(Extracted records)
* * *

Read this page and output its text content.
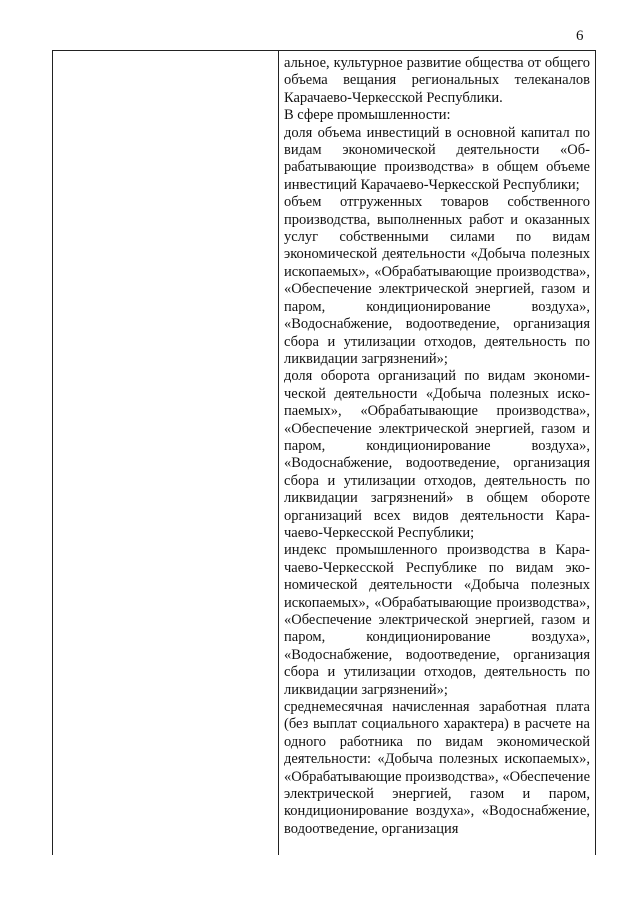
6

альное, культурное развитие общества от общего объема вещания региональных телеканалов Карачаево-Черкесской Республики.

В сфере промышленности:

доля объема инвестиций в основной капитал по видам экономической деятельности «Обрабатывающие производства» в общем объеме инвестиций Карачаево-Черкесской Республики;

объем отгруженных товаров собственного производства, выполненных работ и оказанных услуг собственными силами по видам экономической деятельности «Добыча полезных ископаемых», «Обрабатывающие производства», «Обеспечение электрической энергией, газом и паром, кондиционирование воздуха», «Водоснабжение, водоотведение, организация сбора и утилизации отходов, деятельность по ликвидации загрязнений»;

доля оборота организаций по видам экономической деятельности «Добыча полезных ископаемых», «Обрабатывающие производства», «Обеспечение электрической энергией, газом и паром, кондиционирование воздуха», «Водоснабжение, водоотведение, организация сбора и утилизации отходов, деятельность по ликвидации загрязнений» в общем обороте организаций всех видов деятельности Карачаево-Черкесской Республики;

индекс промышленного производства в Карачаево-Черкесской Республике по видам экономической деятельности «Добыча полезных ископаемых», «Обрабатывающие производства», «Обеспечение электрической энергией, газом и паром, кондиционирование воздуха», «Водоснабжение, водоотведение, организация сбора и утилизации отходов, деятельность по ликвидации загрязнений»;

среднемесячная начисленная заработная плата (без выплат социального характера) в расчете на одного работника по видам экономической деятельности: «Добыча полезных ископаемых», «Обрабатывающие производства», «Обеспечение электрической энергией, газом и паром, кондиционирование воздуха», «Водоснабжение, водоотведение, организация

* * *

Goal => Copy all lines of the listing above that contain the string "объема".

Exercise answer =>
альное, культурное развитие общества от общего объема вещания региональных телеканалов Карачаево-Черкесской Республики.
доля объема инвестиций в основной капитал по видам экономической деятельности «Обрабатывающие производства» в общем объеме инвестиций Карачаево-Черкесской Республики;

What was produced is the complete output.